- Task to carry out:
Collect each line containing "this".

- Listed entries:
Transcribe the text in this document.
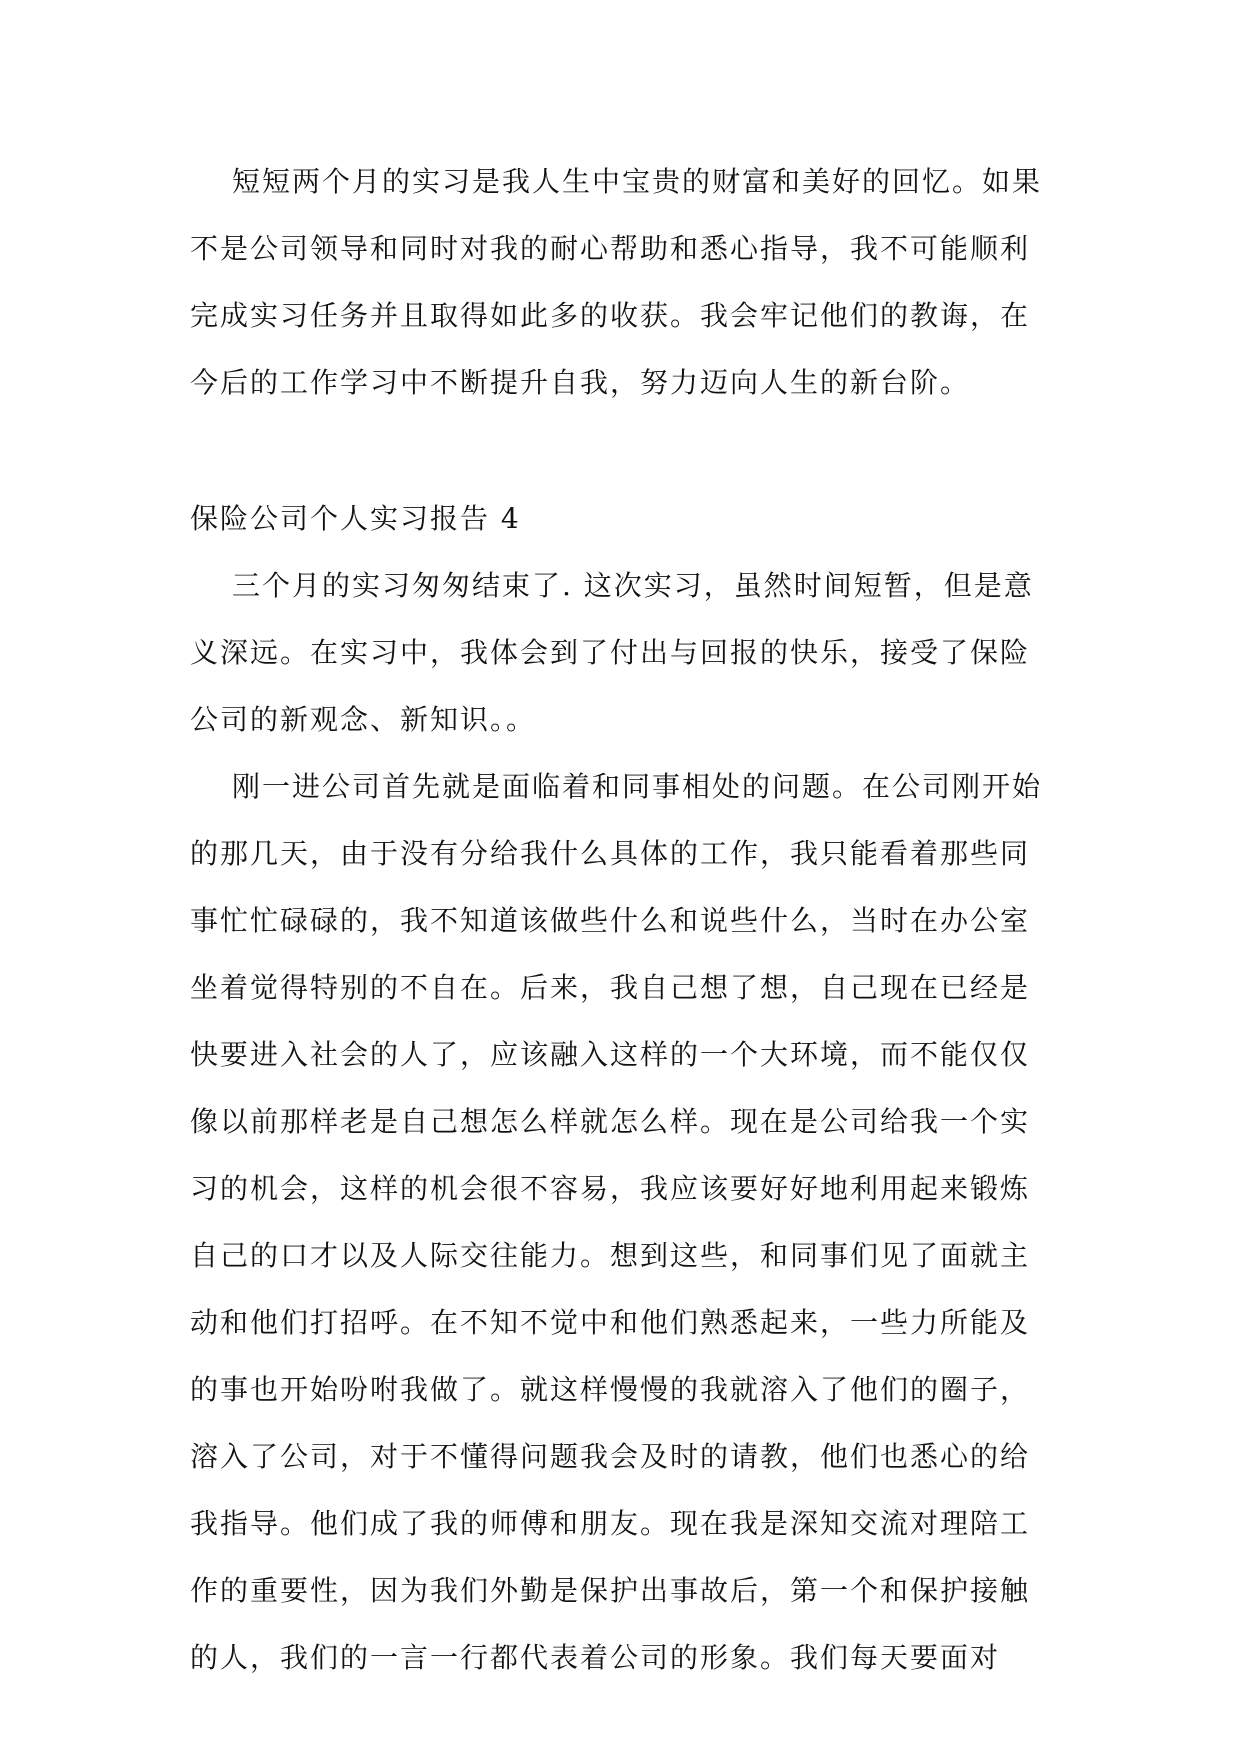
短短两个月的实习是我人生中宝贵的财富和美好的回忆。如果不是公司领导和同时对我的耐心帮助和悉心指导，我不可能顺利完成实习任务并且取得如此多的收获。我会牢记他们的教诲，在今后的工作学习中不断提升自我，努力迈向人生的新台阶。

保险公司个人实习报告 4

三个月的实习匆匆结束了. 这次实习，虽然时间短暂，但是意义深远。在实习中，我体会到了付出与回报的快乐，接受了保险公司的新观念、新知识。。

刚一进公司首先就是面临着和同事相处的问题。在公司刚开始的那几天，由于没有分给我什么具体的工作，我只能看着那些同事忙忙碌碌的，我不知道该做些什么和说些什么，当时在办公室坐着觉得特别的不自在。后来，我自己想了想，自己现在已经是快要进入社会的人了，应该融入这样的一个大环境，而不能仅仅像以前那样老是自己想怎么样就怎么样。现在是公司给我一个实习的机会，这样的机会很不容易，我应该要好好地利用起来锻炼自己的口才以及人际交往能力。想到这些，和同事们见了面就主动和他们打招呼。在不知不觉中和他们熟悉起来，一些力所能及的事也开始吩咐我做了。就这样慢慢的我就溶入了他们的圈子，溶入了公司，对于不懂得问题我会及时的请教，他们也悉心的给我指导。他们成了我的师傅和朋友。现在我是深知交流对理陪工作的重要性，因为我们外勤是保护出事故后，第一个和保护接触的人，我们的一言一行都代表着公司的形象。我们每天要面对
---
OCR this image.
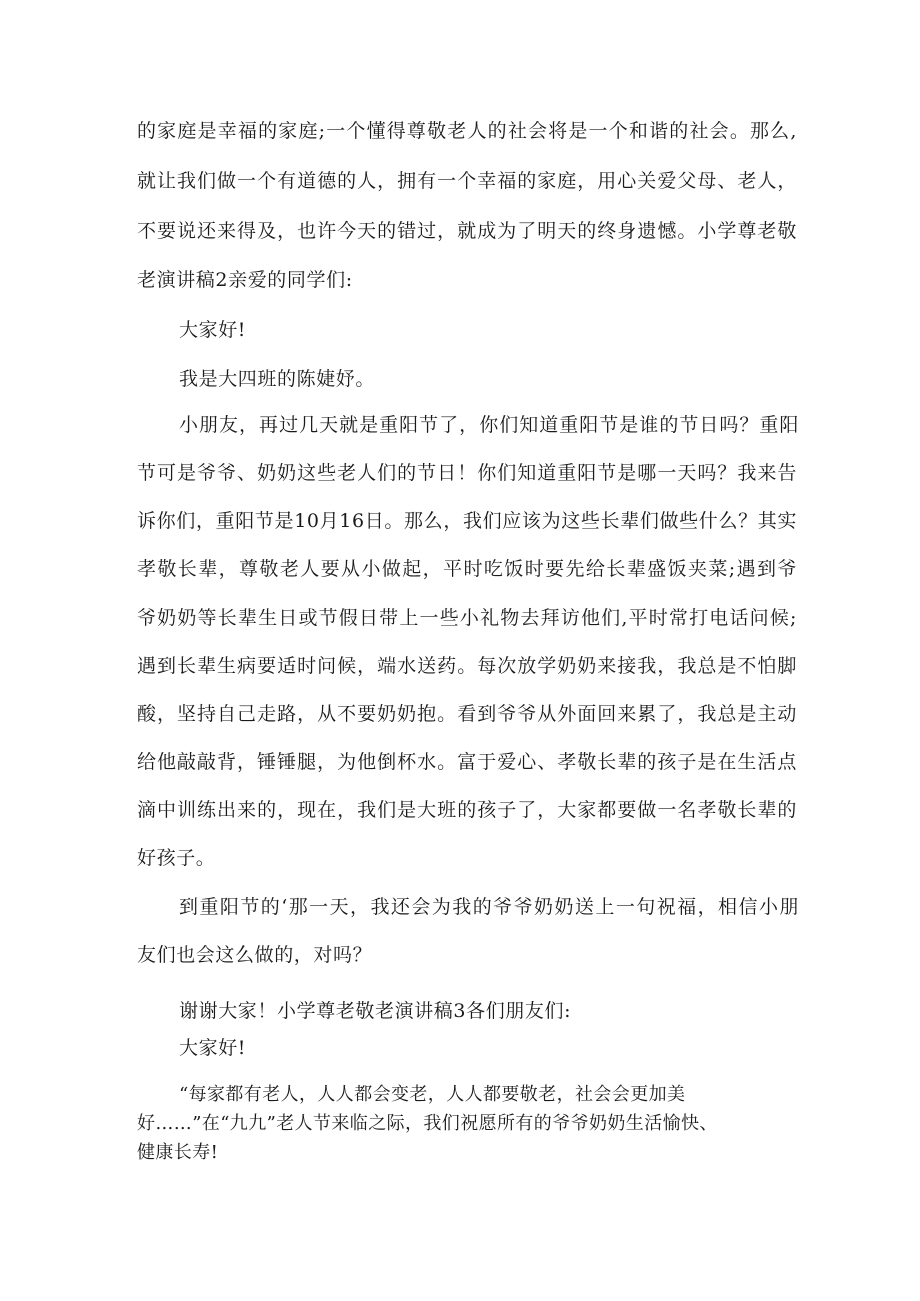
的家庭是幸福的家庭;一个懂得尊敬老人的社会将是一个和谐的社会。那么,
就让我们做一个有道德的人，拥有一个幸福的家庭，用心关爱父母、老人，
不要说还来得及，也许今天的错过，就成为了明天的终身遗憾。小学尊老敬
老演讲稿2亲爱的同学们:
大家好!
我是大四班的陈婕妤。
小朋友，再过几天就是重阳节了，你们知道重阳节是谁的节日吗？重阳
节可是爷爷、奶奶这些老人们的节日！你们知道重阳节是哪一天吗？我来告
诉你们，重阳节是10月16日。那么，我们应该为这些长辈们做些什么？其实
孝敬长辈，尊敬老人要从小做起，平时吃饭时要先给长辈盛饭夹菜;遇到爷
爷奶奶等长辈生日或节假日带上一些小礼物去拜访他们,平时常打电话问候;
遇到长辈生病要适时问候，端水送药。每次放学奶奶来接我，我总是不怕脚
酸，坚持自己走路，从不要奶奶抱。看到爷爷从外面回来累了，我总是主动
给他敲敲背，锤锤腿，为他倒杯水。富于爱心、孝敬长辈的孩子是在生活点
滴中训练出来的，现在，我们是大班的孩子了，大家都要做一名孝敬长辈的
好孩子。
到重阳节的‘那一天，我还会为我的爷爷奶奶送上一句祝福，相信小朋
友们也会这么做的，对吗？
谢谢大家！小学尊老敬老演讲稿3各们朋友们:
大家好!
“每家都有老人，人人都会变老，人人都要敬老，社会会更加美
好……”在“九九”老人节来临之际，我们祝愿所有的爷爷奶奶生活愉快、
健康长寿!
--
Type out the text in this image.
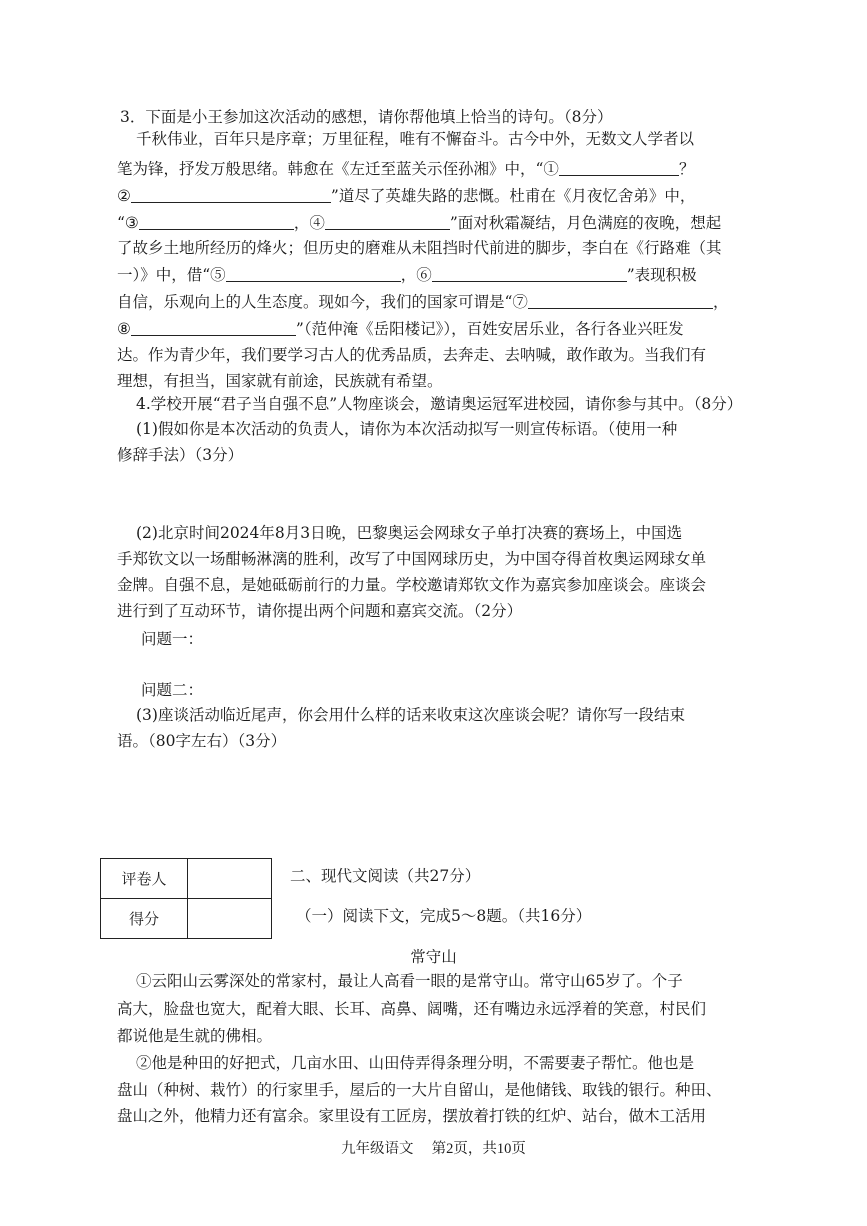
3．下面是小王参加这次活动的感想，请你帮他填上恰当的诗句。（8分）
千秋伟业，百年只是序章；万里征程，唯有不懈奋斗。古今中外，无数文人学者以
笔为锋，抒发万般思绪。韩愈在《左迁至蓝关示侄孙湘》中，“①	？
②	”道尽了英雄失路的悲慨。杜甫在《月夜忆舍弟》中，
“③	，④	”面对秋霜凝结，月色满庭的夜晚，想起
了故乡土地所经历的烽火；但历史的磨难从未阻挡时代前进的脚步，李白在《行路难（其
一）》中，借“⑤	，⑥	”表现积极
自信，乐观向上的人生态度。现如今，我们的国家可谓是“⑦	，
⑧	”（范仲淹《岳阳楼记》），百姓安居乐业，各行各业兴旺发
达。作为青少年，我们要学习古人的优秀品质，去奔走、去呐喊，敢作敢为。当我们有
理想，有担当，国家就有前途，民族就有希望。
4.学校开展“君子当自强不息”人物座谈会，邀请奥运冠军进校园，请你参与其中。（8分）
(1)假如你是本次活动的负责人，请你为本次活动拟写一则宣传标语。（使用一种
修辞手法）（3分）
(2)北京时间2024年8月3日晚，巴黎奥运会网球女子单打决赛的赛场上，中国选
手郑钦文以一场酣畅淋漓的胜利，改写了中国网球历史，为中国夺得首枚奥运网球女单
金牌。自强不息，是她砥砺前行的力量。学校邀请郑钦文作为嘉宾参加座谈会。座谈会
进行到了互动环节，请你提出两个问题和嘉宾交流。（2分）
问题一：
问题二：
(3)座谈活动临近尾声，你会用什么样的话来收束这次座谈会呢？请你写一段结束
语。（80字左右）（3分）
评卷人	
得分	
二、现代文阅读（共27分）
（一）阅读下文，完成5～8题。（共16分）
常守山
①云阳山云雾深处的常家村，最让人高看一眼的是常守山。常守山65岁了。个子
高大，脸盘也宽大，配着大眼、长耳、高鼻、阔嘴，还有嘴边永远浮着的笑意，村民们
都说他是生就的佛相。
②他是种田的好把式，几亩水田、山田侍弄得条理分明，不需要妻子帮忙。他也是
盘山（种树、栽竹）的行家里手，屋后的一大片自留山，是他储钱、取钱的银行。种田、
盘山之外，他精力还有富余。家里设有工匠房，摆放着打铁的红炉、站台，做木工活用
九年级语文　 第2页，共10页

- The output:
Transcribe the text in this document.
OCR this image.
Type out the text in this image.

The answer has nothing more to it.